Only the number is wanted: count the lines that include the word "يطلبون".

Stored records:
** START **

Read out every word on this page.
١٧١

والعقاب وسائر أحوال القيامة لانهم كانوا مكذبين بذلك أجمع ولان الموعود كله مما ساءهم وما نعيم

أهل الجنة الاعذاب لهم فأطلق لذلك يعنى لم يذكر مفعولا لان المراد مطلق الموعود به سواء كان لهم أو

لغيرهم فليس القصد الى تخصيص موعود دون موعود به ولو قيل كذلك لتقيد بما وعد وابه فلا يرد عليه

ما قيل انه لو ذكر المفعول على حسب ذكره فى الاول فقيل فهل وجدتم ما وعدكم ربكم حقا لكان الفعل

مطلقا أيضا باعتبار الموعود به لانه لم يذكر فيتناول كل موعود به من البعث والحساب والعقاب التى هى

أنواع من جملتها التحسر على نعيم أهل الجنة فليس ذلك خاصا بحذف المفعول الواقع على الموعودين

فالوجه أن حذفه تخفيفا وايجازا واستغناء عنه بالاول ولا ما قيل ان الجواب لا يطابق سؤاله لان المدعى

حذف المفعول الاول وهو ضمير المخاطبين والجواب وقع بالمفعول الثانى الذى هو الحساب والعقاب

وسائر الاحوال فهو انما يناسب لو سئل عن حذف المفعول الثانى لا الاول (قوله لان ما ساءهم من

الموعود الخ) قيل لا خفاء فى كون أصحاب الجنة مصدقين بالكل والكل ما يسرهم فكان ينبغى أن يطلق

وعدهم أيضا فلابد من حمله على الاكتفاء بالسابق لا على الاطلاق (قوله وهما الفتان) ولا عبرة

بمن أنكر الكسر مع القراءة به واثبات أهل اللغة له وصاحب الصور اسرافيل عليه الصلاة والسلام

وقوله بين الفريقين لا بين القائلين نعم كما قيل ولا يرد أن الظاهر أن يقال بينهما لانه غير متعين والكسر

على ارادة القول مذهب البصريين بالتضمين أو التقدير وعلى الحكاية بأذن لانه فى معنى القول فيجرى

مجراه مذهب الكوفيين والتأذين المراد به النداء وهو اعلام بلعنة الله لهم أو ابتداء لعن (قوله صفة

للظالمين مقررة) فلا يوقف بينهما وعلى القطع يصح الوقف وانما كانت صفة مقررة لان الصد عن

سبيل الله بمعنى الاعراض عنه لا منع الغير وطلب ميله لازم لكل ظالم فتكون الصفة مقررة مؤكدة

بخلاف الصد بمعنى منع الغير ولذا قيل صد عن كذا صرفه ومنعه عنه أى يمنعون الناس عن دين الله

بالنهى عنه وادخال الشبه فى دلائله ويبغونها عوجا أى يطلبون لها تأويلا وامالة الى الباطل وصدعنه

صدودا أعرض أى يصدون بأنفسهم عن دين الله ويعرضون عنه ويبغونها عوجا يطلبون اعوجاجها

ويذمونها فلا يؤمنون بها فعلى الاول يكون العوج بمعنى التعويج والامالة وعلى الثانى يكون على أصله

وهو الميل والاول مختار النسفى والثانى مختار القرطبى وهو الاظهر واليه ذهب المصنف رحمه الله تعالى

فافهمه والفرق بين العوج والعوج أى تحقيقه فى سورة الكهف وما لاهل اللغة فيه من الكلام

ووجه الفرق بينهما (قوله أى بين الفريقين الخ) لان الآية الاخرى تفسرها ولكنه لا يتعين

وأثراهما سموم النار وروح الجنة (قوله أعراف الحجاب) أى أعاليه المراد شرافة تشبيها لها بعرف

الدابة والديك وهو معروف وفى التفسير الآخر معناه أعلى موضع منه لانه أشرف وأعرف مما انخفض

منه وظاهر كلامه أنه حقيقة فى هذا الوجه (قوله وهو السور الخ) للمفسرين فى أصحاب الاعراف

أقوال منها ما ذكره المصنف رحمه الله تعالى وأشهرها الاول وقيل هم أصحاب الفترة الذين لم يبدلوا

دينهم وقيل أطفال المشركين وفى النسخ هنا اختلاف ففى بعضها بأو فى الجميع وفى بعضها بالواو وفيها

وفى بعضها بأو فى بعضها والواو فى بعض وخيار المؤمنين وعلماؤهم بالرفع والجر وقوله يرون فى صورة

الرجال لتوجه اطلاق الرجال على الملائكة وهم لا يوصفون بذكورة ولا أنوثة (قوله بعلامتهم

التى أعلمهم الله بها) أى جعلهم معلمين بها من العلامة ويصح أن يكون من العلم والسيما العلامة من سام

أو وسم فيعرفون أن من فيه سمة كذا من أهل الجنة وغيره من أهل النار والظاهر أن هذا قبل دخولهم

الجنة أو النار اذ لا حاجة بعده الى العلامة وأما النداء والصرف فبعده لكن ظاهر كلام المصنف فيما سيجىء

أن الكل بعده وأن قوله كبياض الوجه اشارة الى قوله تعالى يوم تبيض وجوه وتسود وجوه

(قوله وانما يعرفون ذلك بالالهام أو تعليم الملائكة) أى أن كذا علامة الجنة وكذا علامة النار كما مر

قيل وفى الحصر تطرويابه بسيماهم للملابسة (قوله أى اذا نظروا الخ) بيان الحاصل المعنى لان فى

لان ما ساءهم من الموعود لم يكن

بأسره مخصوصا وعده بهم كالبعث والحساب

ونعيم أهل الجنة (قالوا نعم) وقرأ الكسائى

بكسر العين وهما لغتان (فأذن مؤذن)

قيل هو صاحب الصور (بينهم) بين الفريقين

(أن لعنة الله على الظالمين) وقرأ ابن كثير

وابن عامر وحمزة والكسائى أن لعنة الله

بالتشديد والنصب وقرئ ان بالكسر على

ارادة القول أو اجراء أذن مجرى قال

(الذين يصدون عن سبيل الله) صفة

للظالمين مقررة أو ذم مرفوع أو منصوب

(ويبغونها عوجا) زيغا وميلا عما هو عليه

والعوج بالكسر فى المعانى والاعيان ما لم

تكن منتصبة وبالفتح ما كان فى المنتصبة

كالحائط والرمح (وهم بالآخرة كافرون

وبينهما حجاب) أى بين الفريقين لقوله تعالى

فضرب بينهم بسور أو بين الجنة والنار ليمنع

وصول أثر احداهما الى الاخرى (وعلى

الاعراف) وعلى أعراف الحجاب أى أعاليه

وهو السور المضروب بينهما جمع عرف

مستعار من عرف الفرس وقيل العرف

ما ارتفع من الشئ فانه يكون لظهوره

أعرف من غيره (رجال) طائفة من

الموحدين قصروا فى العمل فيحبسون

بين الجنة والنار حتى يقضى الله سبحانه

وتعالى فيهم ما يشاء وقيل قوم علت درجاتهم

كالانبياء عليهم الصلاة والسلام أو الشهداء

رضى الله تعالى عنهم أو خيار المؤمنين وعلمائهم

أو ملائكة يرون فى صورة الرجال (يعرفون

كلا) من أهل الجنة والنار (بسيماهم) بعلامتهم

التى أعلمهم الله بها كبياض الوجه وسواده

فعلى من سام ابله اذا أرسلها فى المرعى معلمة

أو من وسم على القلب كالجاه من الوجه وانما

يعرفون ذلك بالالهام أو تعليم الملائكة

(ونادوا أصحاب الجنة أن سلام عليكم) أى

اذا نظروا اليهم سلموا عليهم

** END **

_Final result_
2